(A block of data)

══════════════════════════════

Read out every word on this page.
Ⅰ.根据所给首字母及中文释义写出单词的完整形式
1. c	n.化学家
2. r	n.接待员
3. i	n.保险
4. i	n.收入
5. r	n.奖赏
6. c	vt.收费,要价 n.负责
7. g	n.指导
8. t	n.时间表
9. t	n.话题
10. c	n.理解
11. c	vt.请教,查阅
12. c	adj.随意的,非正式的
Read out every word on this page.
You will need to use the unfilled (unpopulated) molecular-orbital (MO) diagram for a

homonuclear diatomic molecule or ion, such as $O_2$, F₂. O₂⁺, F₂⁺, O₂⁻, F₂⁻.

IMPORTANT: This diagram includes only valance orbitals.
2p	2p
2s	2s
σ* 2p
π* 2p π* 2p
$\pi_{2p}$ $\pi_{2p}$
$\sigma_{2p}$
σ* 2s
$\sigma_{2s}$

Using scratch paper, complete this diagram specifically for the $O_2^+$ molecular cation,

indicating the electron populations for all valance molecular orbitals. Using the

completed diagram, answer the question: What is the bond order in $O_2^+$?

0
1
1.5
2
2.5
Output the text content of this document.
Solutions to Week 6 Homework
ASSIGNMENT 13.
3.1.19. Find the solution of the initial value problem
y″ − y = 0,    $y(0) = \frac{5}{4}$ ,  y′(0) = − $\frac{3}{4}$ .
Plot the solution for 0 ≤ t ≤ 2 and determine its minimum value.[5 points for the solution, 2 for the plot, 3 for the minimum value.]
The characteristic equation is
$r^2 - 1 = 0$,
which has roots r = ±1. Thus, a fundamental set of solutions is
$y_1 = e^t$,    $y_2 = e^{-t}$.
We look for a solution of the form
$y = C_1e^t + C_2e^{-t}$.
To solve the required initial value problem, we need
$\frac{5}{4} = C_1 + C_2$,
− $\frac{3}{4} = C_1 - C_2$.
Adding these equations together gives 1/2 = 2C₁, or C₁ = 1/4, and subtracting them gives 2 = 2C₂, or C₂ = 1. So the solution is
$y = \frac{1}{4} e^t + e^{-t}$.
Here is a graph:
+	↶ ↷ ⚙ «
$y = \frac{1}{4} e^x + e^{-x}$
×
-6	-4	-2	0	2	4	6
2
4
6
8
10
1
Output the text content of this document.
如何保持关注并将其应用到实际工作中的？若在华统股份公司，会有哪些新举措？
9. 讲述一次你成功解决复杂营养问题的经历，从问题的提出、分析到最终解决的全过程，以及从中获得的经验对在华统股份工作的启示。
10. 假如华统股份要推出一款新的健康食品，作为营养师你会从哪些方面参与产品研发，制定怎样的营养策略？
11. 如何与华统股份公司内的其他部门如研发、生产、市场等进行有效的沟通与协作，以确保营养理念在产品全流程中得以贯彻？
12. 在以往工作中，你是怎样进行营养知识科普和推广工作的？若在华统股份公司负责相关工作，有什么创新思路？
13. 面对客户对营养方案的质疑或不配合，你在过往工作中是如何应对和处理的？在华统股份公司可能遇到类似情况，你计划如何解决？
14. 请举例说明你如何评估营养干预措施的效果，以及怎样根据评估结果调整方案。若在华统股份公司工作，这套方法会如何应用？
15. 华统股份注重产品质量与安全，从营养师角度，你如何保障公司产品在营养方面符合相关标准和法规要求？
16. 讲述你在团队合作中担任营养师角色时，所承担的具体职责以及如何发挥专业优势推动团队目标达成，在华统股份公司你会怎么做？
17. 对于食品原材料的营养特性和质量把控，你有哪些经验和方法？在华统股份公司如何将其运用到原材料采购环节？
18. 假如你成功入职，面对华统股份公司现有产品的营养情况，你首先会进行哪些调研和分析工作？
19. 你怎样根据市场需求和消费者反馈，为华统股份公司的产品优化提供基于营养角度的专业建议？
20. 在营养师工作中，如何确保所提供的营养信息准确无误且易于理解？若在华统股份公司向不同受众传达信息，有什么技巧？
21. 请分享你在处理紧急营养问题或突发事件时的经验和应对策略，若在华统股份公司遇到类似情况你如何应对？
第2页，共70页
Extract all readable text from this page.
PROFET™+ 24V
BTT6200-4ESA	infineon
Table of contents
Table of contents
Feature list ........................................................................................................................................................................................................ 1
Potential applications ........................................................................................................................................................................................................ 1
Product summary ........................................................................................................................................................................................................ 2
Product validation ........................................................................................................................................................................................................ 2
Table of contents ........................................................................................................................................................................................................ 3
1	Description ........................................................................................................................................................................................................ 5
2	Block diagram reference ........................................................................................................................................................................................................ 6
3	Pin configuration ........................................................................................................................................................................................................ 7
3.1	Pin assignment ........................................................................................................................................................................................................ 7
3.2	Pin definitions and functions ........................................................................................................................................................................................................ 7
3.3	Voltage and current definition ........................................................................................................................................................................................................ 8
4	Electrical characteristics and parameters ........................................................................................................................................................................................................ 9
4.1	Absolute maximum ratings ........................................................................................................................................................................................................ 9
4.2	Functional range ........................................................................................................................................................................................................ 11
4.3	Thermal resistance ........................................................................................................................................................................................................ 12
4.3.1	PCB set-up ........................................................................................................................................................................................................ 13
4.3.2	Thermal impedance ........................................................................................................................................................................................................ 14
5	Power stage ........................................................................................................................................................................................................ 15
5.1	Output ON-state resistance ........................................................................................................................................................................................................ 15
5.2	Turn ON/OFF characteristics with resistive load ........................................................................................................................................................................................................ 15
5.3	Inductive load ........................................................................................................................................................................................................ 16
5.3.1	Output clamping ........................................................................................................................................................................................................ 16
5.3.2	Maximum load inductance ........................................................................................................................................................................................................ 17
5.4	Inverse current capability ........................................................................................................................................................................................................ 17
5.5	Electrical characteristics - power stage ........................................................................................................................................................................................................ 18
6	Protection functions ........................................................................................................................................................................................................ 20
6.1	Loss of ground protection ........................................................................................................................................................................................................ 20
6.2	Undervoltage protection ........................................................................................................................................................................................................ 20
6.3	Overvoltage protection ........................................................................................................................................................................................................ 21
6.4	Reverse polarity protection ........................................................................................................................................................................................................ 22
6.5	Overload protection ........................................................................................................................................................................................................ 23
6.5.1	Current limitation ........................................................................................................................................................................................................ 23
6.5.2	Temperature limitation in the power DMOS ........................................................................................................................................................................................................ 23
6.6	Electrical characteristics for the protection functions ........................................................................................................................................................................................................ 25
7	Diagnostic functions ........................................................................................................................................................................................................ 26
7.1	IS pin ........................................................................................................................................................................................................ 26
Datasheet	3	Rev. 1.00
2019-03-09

══════════════════════════════

# Work to complete
Extract, word for word, each line of the listing above.

# Task solution
Read out every word on this page.
Ⅰ.根据所给首字母及中文释义写出单词的完整形式
1. c	n.化学家
2. r	n.接待员
3. i	n.保险
4. i	n.收入
5. r	n.奖赏
6. c	vt.收费,要价 n.负责
7. g	n.指导
8. t	n.时间表
9. t	n.话题
10. c	n.理解
11. c	vt.请教,查阅
12. c	adj.随意的,非正式的
Read out every word on this page.
You will need to use the unfilled (unpopulated) molecular-orbital (MO) diagram for a

homonuclear diatomic molecule or ion, such as $O_2$, F₂. O₂⁺, F₂⁺, O₂⁻, F₂⁻.

IMPORTANT: This diagram includes only valance orbitals.
2p	2p
2s	2s
σ* 2p
π* 2p π* 2p
$\pi_{2p}$ $\pi_{2p}$
$\sigma_{2p}$
σ* 2s
$\sigma_{2s}$

Using scratch paper, complete this diagram specifically for the $O_2^+$ molecular cation,

indicating the electron populations for all valance molecular orbitals. Using the

completed diagram, answer the question: What is the bond order in $O_2^+$?

0
1
1.5
2
2.5
Output the text content of this document.
Solutions to Week 6 Homework
ASSIGNMENT 13.
3.1.19. Find the solution of the initial value problem
y″ − y = 0,    $y(0) = \frac{5}{4}$ ,  y′(0) = − $\frac{3}{4}$ .
Plot the solution for 0 ≤ t ≤ 2 and determine its minimum value.[5 points for the solution, 2 for the plot, 3 for the minimum value.]
The characteristic equation is
$r^2 - 1 = 0$,
which has roots r = ±1. Thus, a fundamental set of solutions is
$y_1 = e^t$,    $y_2 = e^{-t}$.
We look for a solution of the form
$y = C_1e^t + C_2e^{-t}$.
To solve the required initial value problem, we need
$\frac{5}{4} = C_1 + C_2$,
− $\frac{3}{4} = C_1 - C_2$.
Adding these equations together gives 1/2 = 2C₁, or C₁ = 1/4, and subtracting them gives 2 = 2C₂, or C₂ = 1. So the solution is
$y = \frac{1}{4} e^t + e^{-t}$.
Here is a graph:
+	↶ ↷ ⚙ «
$y = \frac{1}{4} e^x + e^{-x}$
×
-6	-4	-2	0	2	4	6
2
4
6
8
10
1
Output the text content of this document.
如何保持关注并将其应用到实际工作中的？若在华统股份公司，会有哪些新举措？
9. 讲述一次你成功解决复杂营养问题的经历，从问题的提出、分析到最终解决的全过程，以及从中获得的经验对在华统股份工作的启示。
10. 假如华统股份要推出一款新的健康食品，作为营养师你会从哪些方面参与产品研发，制定怎样的营养策略？
11. 如何与华统股份公司内的其他部门如研发、生产、市场等进行有效的沟通与协作，以确保营养理念在产品全流程中得以贯彻？
12. 在以往工作中，你是怎样进行营养知识科普和推广工作的？若在华统股份公司负责相关工作，有什么创新思路？
13. 面对客户对营养方案的质疑或不配合，你在过往工作中是如何应对和处理的？在华统股份公司可能遇到类似情况，你计划如何解决？
14. 请举例说明你如何评估营养干预措施的效果，以及怎样根据评估结果调整方案。若在华统股份公司工作，这套方法会如何应用？
15. 华统股份注重产品质量与安全，从营养师角度，你如何保障公司产品在营养方面符合相关标准和法规要求？
16. 讲述你在团队合作中担任营养师角色时，所承担的具体职责以及如何发挥专业优势推动团队目标达成，在华统股份公司你会怎么做？
17. 对于食品原材料的营养特性和质量把控，你有哪些经验和方法？在华统股份公司如何将其运用到原材料采购环节？
18. 假如你成功入职，面对华统股份公司现有产品的营养情况，你首先会进行哪些调研和分析工作？
19. 你怎样根据市场需求和消费者反馈，为华统股份公司的产品优化提供基于营养角度的专业建议？
20. 在营养师工作中，如何确保所提供的营养信息准确无误且易于理解？若在华统股份公司向不同受众传达信息，有什么技巧？
21. 请分享你在处理紧急营养问题或突发事件时的经验和应对策略，若在华统股份公司遇到类似情况你如何应对？
第2页，共70页
Extract all readable text from this page.
PROFET™+ 24V
BTT6200-4ESA	infineon
Table of contents
Table of contents
Feature list ........................................................................................................................................................................................................ 1
Potential applications ........................................................................................................................................................................................................ 1
Product summary ........................................................................................................................................................................................................ 2
Product validation ........................................................................................................................................................................................................ 2
Table of contents ........................................................................................................................................................................................................ 3
1	Description ........................................................................................................................................................................................................ 5
2	Block diagram reference ........................................................................................................................................................................................................ 6
3	Pin configuration ........................................................................................................................................................................................................ 7
3.1	Pin assignment ........................................................................................................................................................................................................ 7
3.2	Pin definitions and functions ........................................................................................................................................................................................................ 7
3.3	Voltage and current definition ........................................................................................................................................................................................................ 8
4	Electrical characteristics and parameters ........................................................................................................................................................................................................ 9
4.1	Absolute maximum ratings ........................................................................................................................................................................................................ 9
4.2	Functional range ........................................................................................................................................................................................................ 11
4.3	Thermal resistance ........................................................................................................................................................................................................ 12
4.3.1	PCB set-up ........................................................................................................................................................................................................ 13
4.3.2	Thermal impedance ........................................................................................................................................................................................................ 14
5	Power stage ........................................................................................................................................................................................................ 15
5.1	Output ON-state resistance ........................................................................................................................................................................................................ 15
5.2	Turn ON/OFF characteristics with resistive load ........................................................................................................................................................................................................ 15
5.3	Inductive load ........................................................................................................................................................................................................ 16
5.3.1	Output clamping ........................................................................................................................................................................................................ 16
5.3.2	Maximum load inductance ........................................................................................................................................................................................................ 17
5.4	Inverse current capability ........................................................................................................................................................................................................ 17
5.5	Electrical characteristics - power stage ........................................................................................................................................................................................................ 18
6	Protection functions ........................................................................................................................................................................................................ 20
6.1	Loss of ground protection ........................................................................................................................................................................................................ 20
6.2	Undervoltage protection ........................................................................................................................................................................................................ 20
6.3	Overvoltage protection ........................................................................................................................................................................................................ 21
6.4	Reverse polarity protection ........................................................................................................................................................................................................ 22
6.5	Overload protection ........................................................................................................................................................................................................ 23
6.5.1	Current limitation ........................................................................................................................................................................................................ 23
6.5.2	Temperature limitation in the power DMOS ........................................................................................................................................................................................................ 23
6.6	Electrical characteristics for the protection functions ........................................................................................................................................................................................................ 25
7	Diagnostic functions ........................................................................................................................................................................................................ 26
7.1	IS pin ........................................................................................................................................................................................................ 26
Datasheet	3	Rev. 1.00
2019-03-09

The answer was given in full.